### Task
Scan the data below for the string "Asset". Show every line where it turns up.

[Dataset rows about figures]
Start

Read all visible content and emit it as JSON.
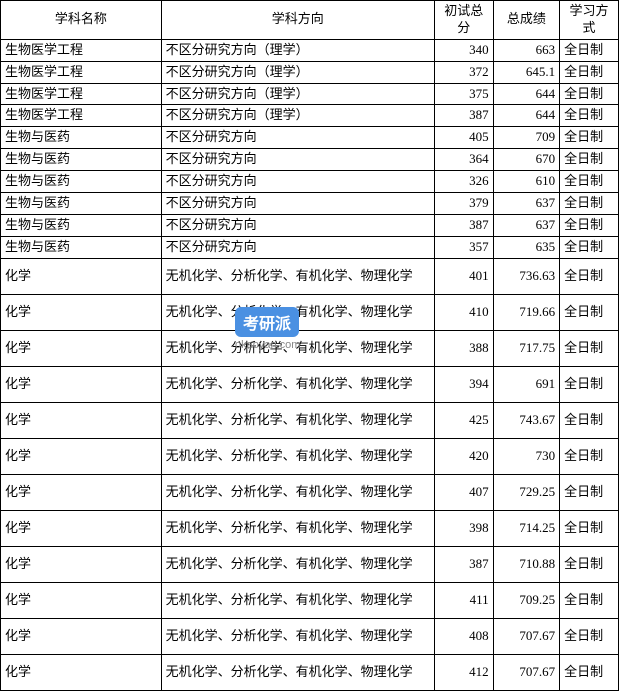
{
  "table": {
    "columns": [
      "学科名称",
      "学科方向",
      "初试总分",
      "总成绩",
      "学习方式"
    ],
    "rows": [
      {
        "subject": "生物医学工程",
        "direction": "不区分研究方向（理学）",
        "score1": "340",
        "score2": "663",
        "mode": "全日制",
        "tall": false
      },
      {
        "subject": "生物医学工程",
        "direction": "不区分研究方向（理学）",
        "score1": "372",
        "score2": "645.1",
        "mode": "全日制",
        "tall": false
      },
      {
        "subject": "生物医学工程",
        "direction": "不区分研究方向（理学）",
        "score1": "375",
        "score2": "644",
        "mode": "全日制",
        "tall": false
      },
      {
        "subject": "生物医学工程",
        "direction": "不区分研究方向（理学）",
        "score1": "387",
        "score2": "644",
        "mode": "全日制",
        "tall": false
      },
      {
        "subject": "生物与医药",
        "direction": "不区分研究方向",
        "score1": "405",
        "score2": "709",
        "mode": "全日制",
        "tall": false
      },
      {
        "subject": "生物与医药",
        "direction": "不区分研究方向",
        "score1": "364",
        "score2": "670",
        "mode": "全日制",
        "tall": false
      },
      {
        "subject": "生物与医药",
        "direction": "不区分研究方向",
        "score1": "326",
        "score2": "610",
        "mode": "全日制",
        "tall": false
      },
      {
        "subject": "生物与医药",
        "direction": "不区分研究方向",
        "score1": "379",
        "score2": "637",
        "mode": "全日制",
        "tall": false
      },
      {
        "subject": "生物与医药",
        "direction": "不区分研究方向",
        "score1": "387",
        "score2": "637",
        "mode": "全日制",
        "tall": false
      },
      {
        "subject": "生物与医药",
        "direction": "不区分研究方向",
        "score1": "357",
        "score2": "635",
        "mode": "全日制",
        "tall": false
      },
      {
        "subject": "化学",
        "direction": "无机化学、分析化学、有机化学、物理化学",
        "score1": "401",
        "score2": "736.63",
        "mode": "全日制",
        "tall": true
      },
      {
        "subject": "化学",
        "direction": "无机化学、分析化学、有机化学、物理化学",
        "score1": "410",
        "score2": "719.66",
        "mode": "全日制",
        "tall": true
      },
      {
        "subject": "化学",
        "direction": "无机化学、分析化学、有机化学、物理化学",
        "score1": "388",
        "score2": "717.75",
        "mode": "全日制",
        "tall": true
      },
      {
        "subject": "化学",
        "direction": "无机化学、分析化学、有机化学、物理化学",
        "score1": "394",
        "score2": "691",
        "mode": "全日制",
        "tall": true
      },
      {
        "subject": "化学",
        "direction": "无机化学、分析化学、有机化学、物理化学",
        "score1": "425",
        "score2": "743.67",
        "mode": "全日制",
        "tall": true
      },
      {
        "subject": "化学",
        "direction": "无机化学、分析化学、有机化学、物理化学",
        "score1": "420",
        "score2": "730",
        "mode": "全日制",
        "tall": true
      },
      {
        "subject": "化学",
        "direction": "无机化学、分析化学、有机化学、物理化学",
        "score1": "407",
        "score2": "729.25",
        "mode": "全日制",
        "tall": true
      },
      {
        "subject": "化学",
        "direction": "无机化学、分析化学、有机化学、物理化学",
        "score1": "398",
        "score2": "714.25",
        "mode": "全日制",
        "tall": true
      },
      {
        "subject": "化学",
        "direction": "无机化学、分析化学、有机化学、物理化学",
        "score1": "387",
        "score2": "710.88",
        "mode": "全日制",
        "tall": true
      },
      {
        "subject": "化学",
        "direction": "无机化学、分析化学、有机化学、物理化学",
        "score1": "411",
        "score2": "709.25",
        "mode": "全日制",
        "tall": true
      },
      {
        "subject": "化学",
        "direction": "无机化学、分析化学、有机化学、物理化学",
        "score1": "408",
        "score2": "707.67",
        "mode": "全日制",
        "tall": true
      },
      {
        "subject": "化学",
        "direction": "无机化学、分析化学、有机化学、物理化学",
        "score1": "412",
        "score2": "707.67",
        "mode": "全日制",
        "tall": true
      }
    ]
  },
  "watermark": {
    "logo_text": "考研派",
    "url": "okaoyan.com"
  }
}
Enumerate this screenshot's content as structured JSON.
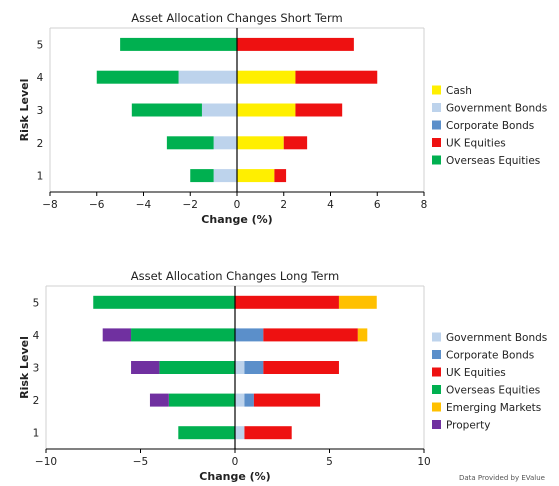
{
  "footer": "Data Provided by EValue",
  "colors": {
    "Cash": "#ffef00",
    "Government Bonds": "#bdd3ec",
    "Corporate Bonds": "#5b8fca",
    "UK Equities": "#ee1111",
    "Overseas Equities": "#00b050",
    "Emerging Markets": "#ffc000",
    "Property": "#7030a0"
  },
  "chart_data": [
    {
      "type": "bar",
      "orientation": "horizontal",
      "stacked": true,
      "title": "Asset Allocation Changes Short Term",
      "xlabel": "Change (%)",
      "ylabel": "Risk Level",
      "categories": [
        "1",
        "2",
        "3",
        "4",
        "5"
      ],
      "xlim": [
        -8,
        8
      ],
      "xticks": [
        -8,
        -6,
        -4,
        -2,
        0,
        2,
        4,
        6,
        8
      ],
      "grid": false,
      "legend_position": "right",
      "legend": [
        "Cash",
        "Government Bonds",
        "Corporate Bonds",
        "UK Equities",
        "Overseas Equities"
      ],
      "series": [
        {
          "name": "Cash",
          "values": [
            1.6,
            2.0,
            2.5,
            2.5,
            0
          ]
        },
        {
          "name": "Government Bonds",
          "values": [
            -1.0,
            -1.0,
            -1.5,
            -2.5,
            0
          ]
        },
        {
          "name": "Corporate Bonds",
          "values": [
            0,
            0,
            0,
            0,
            0
          ]
        },
        {
          "name": "UK Equities",
          "values": [
            0.5,
            1.0,
            2.0,
            3.5,
            5.0
          ]
        },
        {
          "name": "Overseas Equities",
          "values": [
            -1.0,
            -2.0,
            -3.0,
            -3.5,
            -5.0
          ]
        }
      ]
    },
    {
      "type": "bar",
      "orientation": "horizontal",
      "stacked": true,
      "title": "Asset Allocation Changes Long Term",
      "xlabel": "Change (%)",
      "ylabel": "Risk Level",
      "categories": [
        "1",
        "2",
        "3",
        "4",
        "5"
      ],
      "xlim": [
        -10,
        10
      ],
      "xticks": [
        -10,
        -5,
        0,
        5,
        10
      ],
      "grid": false,
      "legend_position": "right",
      "legend": [
        "Government Bonds",
        "Corporate Bonds",
        "UK Equities",
        "Overseas Equities",
        "Emerging Markets",
        "Property"
      ],
      "series": [
        {
          "name": "Government Bonds",
          "values": [
            0.5,
            0.5,
            0.5,
            0,
            0
          ]
        },
        {
          "name": "Corporate Bonds",
          "values": [
            0,
            0.5,
            1.0,
            1.5,
            0
          ]
        },
        {
          "name": "UK Equities",
          "values": [
            2.5,
            3.5,
            4.0,
            5.0,
            5.5
          ]
        },
        {
          "name": "Overseas Equities",
          "values": [
            -3.0,
            -3.5,
            -4.0,
            -5.5,
            -7.5
          ]
        },
        {
          "name": "Emerging Markets",
          "values": [
            0,
            0,
            0,
            0.5,
            2.0
          ]
        },
        {
          "name": "Property",
          "values": [
            0,
            -1.0,
            -1.5,
            -1.5,
            0
          ]
        }
      ]
    }
  ]
}
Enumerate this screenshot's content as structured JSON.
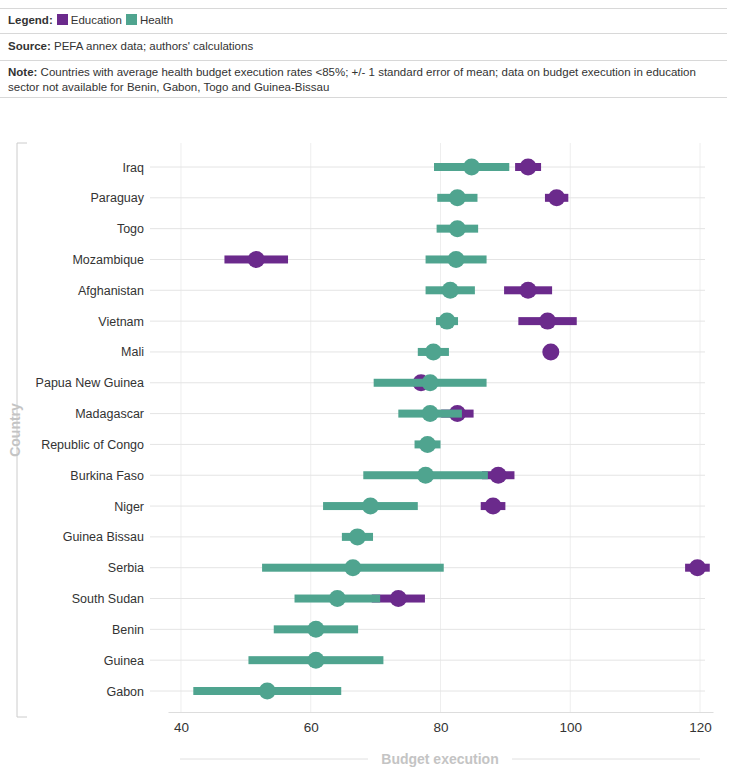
{
  "chart_data": {
    "type": "dot",
    "orientation": "horizontal",
    "legend": "top",
    "grid": true,
    "legend_title": "Legend:",
    "source_label": "Source:",
    "source": "PEFA annex data; authors' calculations",
    "note_label": "Note:",
    "note": "Countries with average health budget execution rates <85%; +/- 1 standard error of mean; data on budget execution in education sector not available for Benin, Gabon, Togo and Guinea-Bissau",
    "x_label": "Budget execution",
    "y_label": "Country",
    "categories": [
      "Iraq",
      "Paraguay",
      "Togo",
      "Mozambique",
      "Afghanistan",
      "Vietnam",
      "Mali",
      "Papua New Guinea",
      "Madagascar",
      "Republic of Congo",
      "Burkina Faso",
      "Niger",
      "Guinea Bissau",
      "Serbia",
      "South Sudan",
      "Benin",
      "Guinea",
      "Gabon"
    ],
    "series": [
      {
        "name": "Education",
        "color": "#6b2a8c",
        "values": [
          93.5,
          97.9,
          null,
          51.6,
          93.5,
          96.5,
          97.0,
          77.0,
          82.6,
          null,
          88.9,
          88.1,
          null,
          119.6,
          73.5,
          null,
          null,
          null
        ],
        "errors": [
          2.0,
          1.8,
          null,
          4.9,
          3.7,
          4.5,
          0.5,
          1.0,
          2.5,
          null,
          2.5,
          1.9,
          null,
          1.9,
          4.1,
          null,
          null,
          null
        ]
      },
      {
        "name": "Health",
        "color": "#4fa48f",
        "values": [
          84.8,
          82.6,
          82.6,
          82.4,
          81.5,
          81.0,
          78.9,
          78.4,
          78.4,
          78.0,
          77.7,
          69.2,
          67.2,
          66.5,
          64.1,
          60.8,
          60.8,
          53.3
        ],
        "errors": [
          5.8,
          3.1,
          3.2,
          4.7,
          3.8,
          1.7,
          2.4,
          8.7,
          4.9,
          2.0,
          9.6,
          7.3,
          2.4,
          14.0,
          6.6,
          6.5,
          10.4,
          11.4
        ]
      }
    ],
    "xlim": [
      38,
      122
    ],
    "xticks": [
      40,
      60,
      80,
      100,
      120
    ]
  }
}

End

### Result below
      "title": "Asset Allocation Changes Short Term",
      "title": "Asset Allocation Changes Long Term",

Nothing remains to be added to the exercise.